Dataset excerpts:
§ §
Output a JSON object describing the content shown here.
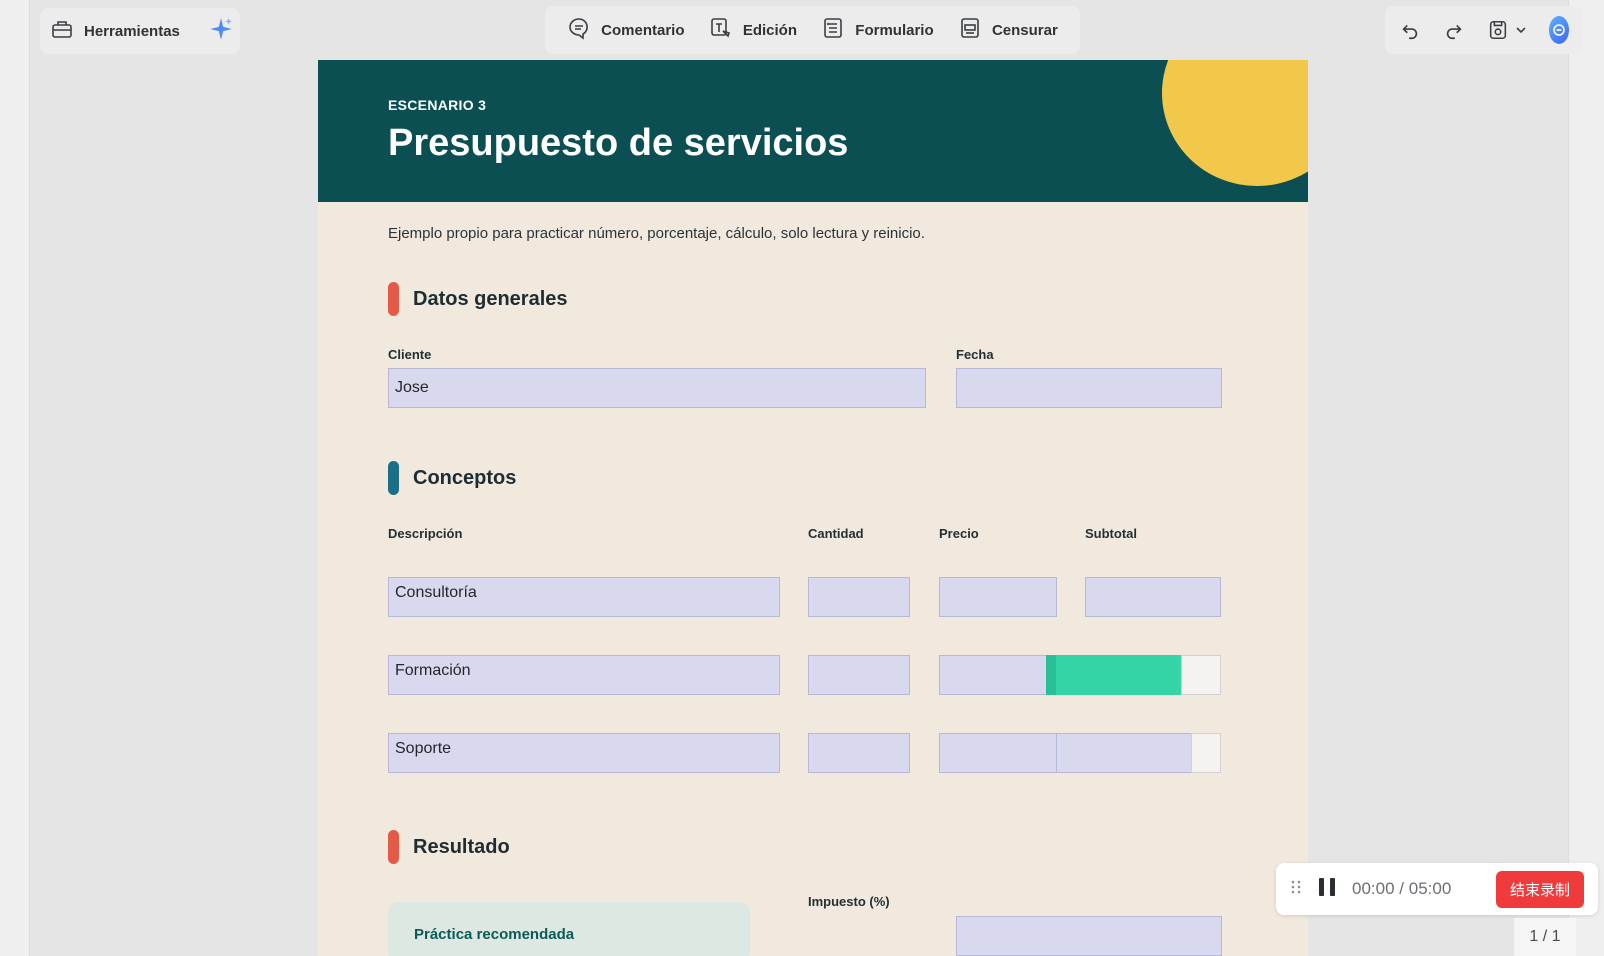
{
  "toolbar": {
    "tools_label": "Herramientas",
    "items": [
      {
        "label": "Comentario",
        "icon": "comment-icon"
      },
      {
        "label": "Edición",
        "icon": "edit-text-icon"
      },
      {
        "label": "Formulario",
        "icon": "form-icon"
      },
      {
        "label": "Censurar",
        "icon": "redact-icon"
      }
    ]
  },
  "header": {
    "kicker": "ESCENARIO 3",
    "title": "Presupuesto de servicios",
    "band_color": "#0b4f52",
    "accent_circle_color": "#f2c84b"
  },
  "intro": "Ejemplo propio para practicar número, porcentaje, cálculo, solo lectura y reinicio.",
  "sections": {
    "general": {
      "title": "Datos generales",
      "bar_color": "#e35b46"
    },
    "concepts": {
      "title": "Conceptos",
      "bar_color": "#1b6f86"
    },
    "result": {
      "title": "Resultado",
      "bar_color": "#e35b46"
    }
  },
  "general_fields": {
    "client_label": "Cliente",
    "client_value": "Jose",
    "date_label": "Fecha",
    "date_value": ""
  },
  "concepts_table": {
    "headers": [
      "Descripción",
      "Cantidad",
      "Precio",
      "Subtotal"
    ],
    "rows": [
      {
        "description": "Consultoría",
        "quantity": "",
        "price": "",
        "subtotal": ""
      },
      {
        "description": "Formación",
        "quantity": "",
        "price": "",
        "subtotal": ""
      },
      {
        "description": "Soporte",
        "quantity": "",
        "price": "",
        "subtotal": ""
      }
    ]
  },
  "result": {
    "tax_label": "Impuesto (%)",
    "recommended_title": "Práctica recomendada"
  },
  "recording": {
    "elapsed": "00:00",
    "separator": "/",
    "total": "05:00",
    "stop_label": "结束录制"
  },
  "pager": "1 / 1"
}
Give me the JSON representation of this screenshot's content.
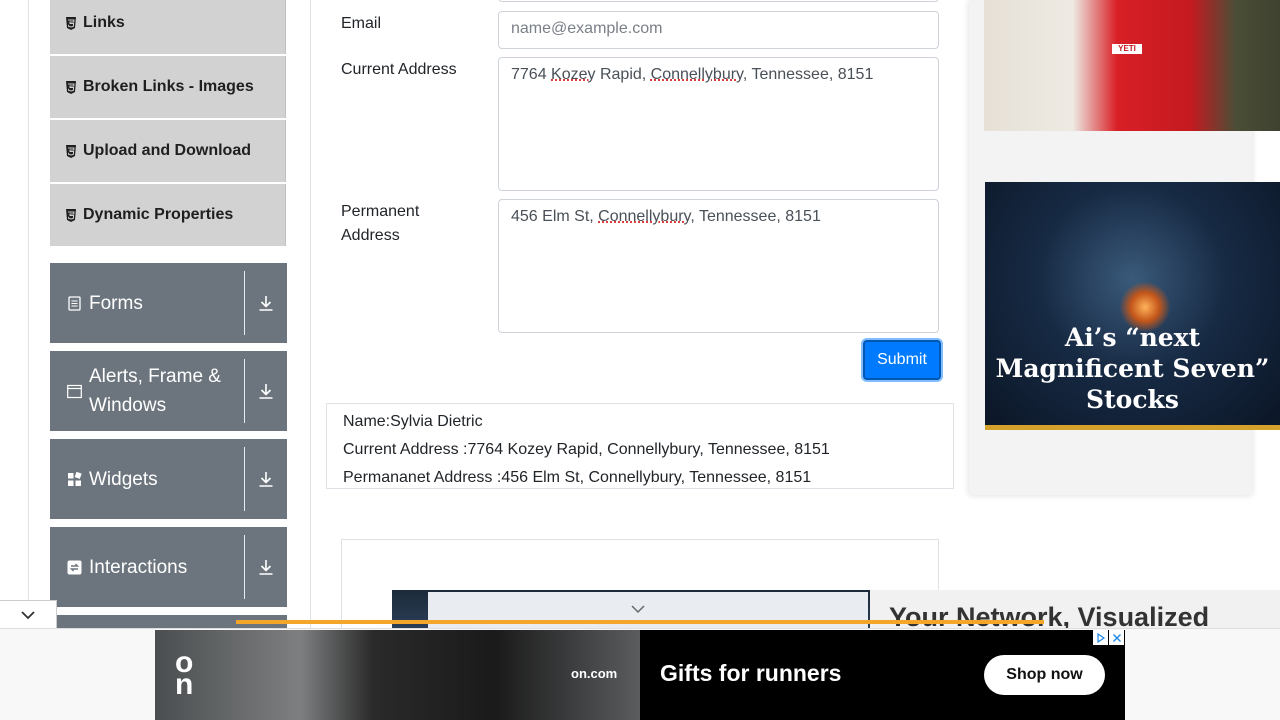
{
  "sidebar": {
    "sub_items": [
      {
        "label": "Links"
      },
      {
        "label": "Broken Links - Images"
      },
      {
        "label": "Upload and Download"
      },
      {
        "label": "Dynamic Properties"
      }
    ],
    "groups": [
      {
        "label": "Forms",
        "icon": "document-icon"
      },
      {
        "label": "Alerts, Frame & Windows",
        "icon": "window-icon"
      },
      {
        "label": "Widgets",
        "icon": "widgets-icon"
      },
      {
        "label": "Interactions",
        "icon": "interactions-icon"
      }
    ]
  },
  "form": {
    "email_label": "Email",
    "email_placeholder": "name@example.com",
    "current_address_label": "Current Address",
    "current_address_parts": [
      "7764 ",
      "Kozey",
      " Rapid, ",
      "Connellybury",
      ", Tennessee, 8151"
    ],
    "permanent_address_label": "Permanent Address",
    "permanent_address_parts": [
      "456 Elm St, ",
      "Connellybury",
      ", Tennessee, 8151"
    ],
    "submit_label": "Submit"
  },
  "output": {
    "name": "Name:Sylvia Dietric",
    "current_address": "Current Address :7764 Kozey Rapid, Connellybury, Tennessee, 8151",
    "permanent_address": "Permananet Address :456 Elm St, Connellybury, Tennessee, 8151"
  },
  "ads": {
    "right_top_brand": "YETI",
    "right_ai_headline": "Ai’s “next Magnificent Seven” Stocks",
    "network_title": "Your Network, Visualized",
    "banner_brand": "on.com",
    "banner_headline": "Gifts for runners",
    "banner_cta": "Shop now"
  },
  "colors": {
    "sidebar_group_bg": "#6c757d",
    "sidebar_subitem_bg": "#d2d2d2",
    "submit_bg": "#007bff",
    "accent_orange": "#f4a62a"
  }
}
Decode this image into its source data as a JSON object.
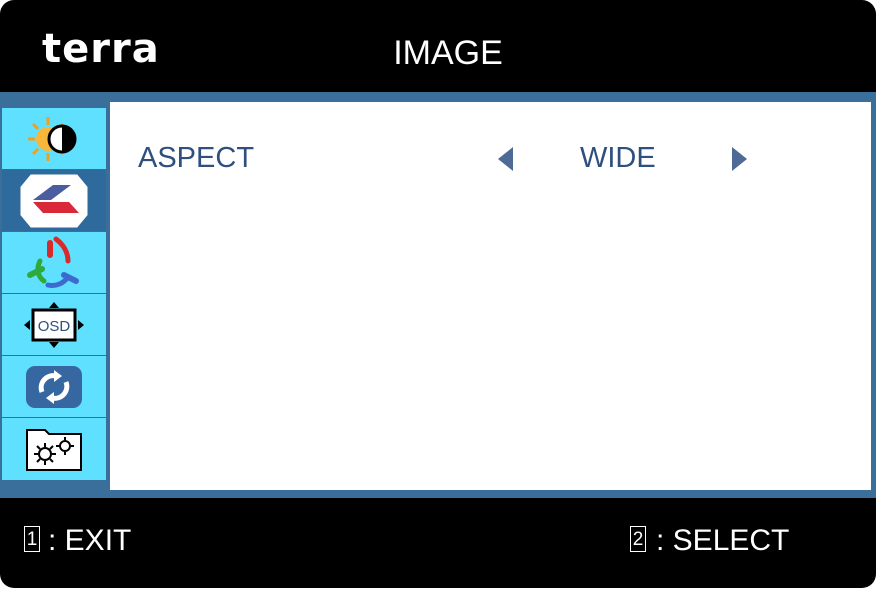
§ §
Given problem ▸
Without the pictures, repeat all the records word for word.

Answer to the task ▸
Output a JSON object describing the content shown here.
{
  "toolbar": {
    "tools_label": "Herramientas",
    "items": [
      {
        "label": "Comentario",
        "icon": "comment-icon"
      },
      {
        "label": "Edición",
        "icon": "edit-text-icon"
      },
      {
        "label": "Formulario",
        "icon": "form-icon"
      },
      {
        "label": "Censurar",
        "icon": "redact-icon"
      }
    ]
  },
  "header": {
    "kicker": "ESCENARIO 3",
    "title": "Presupuesto de servicios",
    "band_color": "#0b4f52",
    "accent_circle_color": "#f2c84b"
  },
  "intro": "Ejemplo propio para practicar número, porcentaje, cálculo, solo lectura y reinicio.",
  "sections": {
    "general": {
      "title": "Datos generales",
      "bar_color": "#e35b46"
    },
    "concepts": {
      "title": "Conceptos",
      "bar_color": "#1b6f86"
    },
    "result": {
      "title": "Resultado",
      "bar_color": "#e35b46"
    }
  },
  "general_fields": {
    "client_label": "Cliente",
    "client_value": "Jose",
    "date_label": "Fecha",
    "date_value": ""
  },
  "concepts_table": {
    "headers": [
      "Descripción",
      "Cantidad",
      "Precio",
      "Subtotal"
    ],
    "rows": [
      {
        "description": "Consultoría",
        "quantity": "",
        "price": "",
        "subtotal": ""
      },
      {
        "description": "Formación",
        "quantity": "",
        "price": "",
        "subtotal": ""
      },
      {
        "description": "Soporte",
        "quantity": "",
        "price": "",
        "subtotal": ""
      }
    ]
  },
  "result": {
    "tax_label": "Impuesto (%)",
    "recommended_title": "Práctica recomendada"
  },
  "recording": {
    "elapsed": "00:00",
    "separator": "/",
    "total": "05:00",
    "stop_label": "结束录制"
  },
  "pager": "1 / 1"
}
Give me the JSON representation of this screenshot's content.
{
  "sidebar": {
    "sub_items": [
      {
        "label": "Links"
      },
      {
        "label": "Broken Links - Images"
      },
      {
        "label": "Upload and Download"
      },
      {
        "label": "Dynamic Properties"
      }
    ],
    "groups": [
      {
        "label": "Forms",
        "icon": "document-icon"
      },
      {
        "label": "Alerts, Frame & Windows",
        "icon": "window-icon"
      },
      {
        "label": "Widgets",
        "icon": "widgets-icon"
      },
      {
        "label": "Interactions",
        "icon": "interactions-icon"
      }
    ]
  },
  "form": {
    "email_label": "Email",
    "email_placeholder": "name@example.com",
    "current_address_label": "Current Address",
    "current_address_parts": [
      "7764 ",
      "Kozey",
      " Rapid, ",
      "Connellybury",
      ", Tennessee, 8151"
    ],
    "permanent_address_label": "Permanent Address",
    "permanent_address_parts": [
      "456 Elm St, ",
      "Connellybury",
      ", Tennessee, 8151"
    ],
    "submit_label": "Submit"
  },
  "output": {
    "name": "Name:Sylvia Dietric",
    "current_address": "Current Address :7764 Kozey Rapid, Connellybury, Tennessee, 8151",
    "permanent_address": "Permananet Address :456 Elm St, Connellybury, Tennessee, 8151"
  },
  "ads": {
    "right_top_brand": "YETI",
    "right_ai_headline": "Ai’s “next Magnificent Seven” Stocks",
    "network_title": "Your Network, Visualized",
    "banner_brand": "on.com",
    "banner_headline": "Gifts for runners",
    "banner_cta": "Shop now"
  },
  "colors": {
    "sidebar_group_bg": "#6c757d",
    "sidebar_subitem_bg": "#d2d2d2",
    "submit_bg": "#007bff",
    "accent_orange": "#f4a62a"
  }
}
Decode this image into its source data as a JSON object.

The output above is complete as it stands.